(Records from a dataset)
## start
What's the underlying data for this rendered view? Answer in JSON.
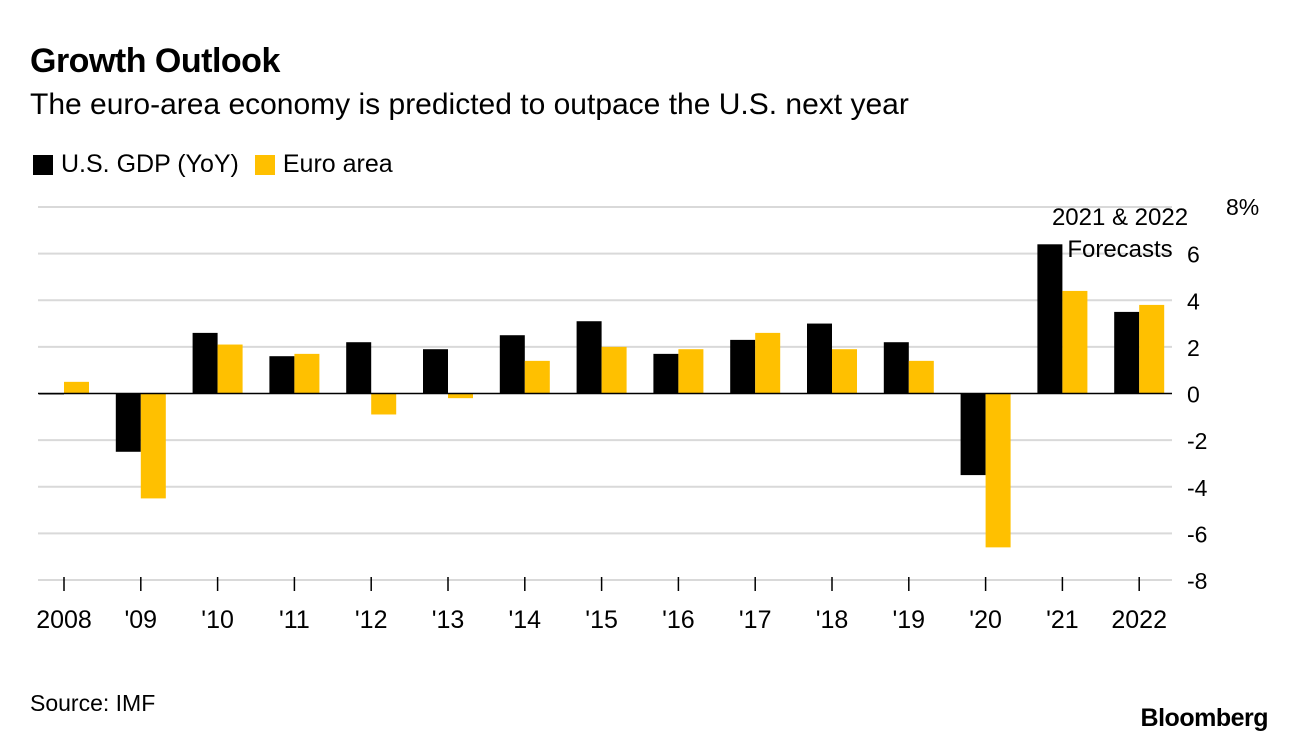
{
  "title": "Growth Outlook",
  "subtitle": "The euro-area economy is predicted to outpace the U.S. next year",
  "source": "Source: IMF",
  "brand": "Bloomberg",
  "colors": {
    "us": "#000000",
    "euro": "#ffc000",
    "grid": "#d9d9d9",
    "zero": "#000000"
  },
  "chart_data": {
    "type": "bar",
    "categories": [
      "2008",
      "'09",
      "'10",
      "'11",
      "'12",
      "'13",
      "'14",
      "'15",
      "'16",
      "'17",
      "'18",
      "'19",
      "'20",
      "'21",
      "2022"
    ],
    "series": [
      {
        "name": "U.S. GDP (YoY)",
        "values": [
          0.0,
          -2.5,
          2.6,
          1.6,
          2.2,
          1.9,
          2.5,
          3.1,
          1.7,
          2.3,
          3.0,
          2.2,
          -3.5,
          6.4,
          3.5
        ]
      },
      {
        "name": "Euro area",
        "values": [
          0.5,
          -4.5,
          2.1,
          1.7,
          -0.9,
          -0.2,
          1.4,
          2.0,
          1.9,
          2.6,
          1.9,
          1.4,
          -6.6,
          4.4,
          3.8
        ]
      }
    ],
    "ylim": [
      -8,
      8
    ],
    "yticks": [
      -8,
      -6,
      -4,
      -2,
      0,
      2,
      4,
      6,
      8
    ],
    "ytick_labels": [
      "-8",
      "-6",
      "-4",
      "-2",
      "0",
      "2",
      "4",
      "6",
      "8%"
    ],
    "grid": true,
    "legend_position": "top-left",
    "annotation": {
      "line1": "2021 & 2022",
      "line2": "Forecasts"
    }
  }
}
## end
TASK DETAILS: Find the lines holding "area" and list every one.

TASK RESULT:
  "subtitle": "The euro-area economy is predicted to outpace the U.S. next year",
        "name": "Euro area",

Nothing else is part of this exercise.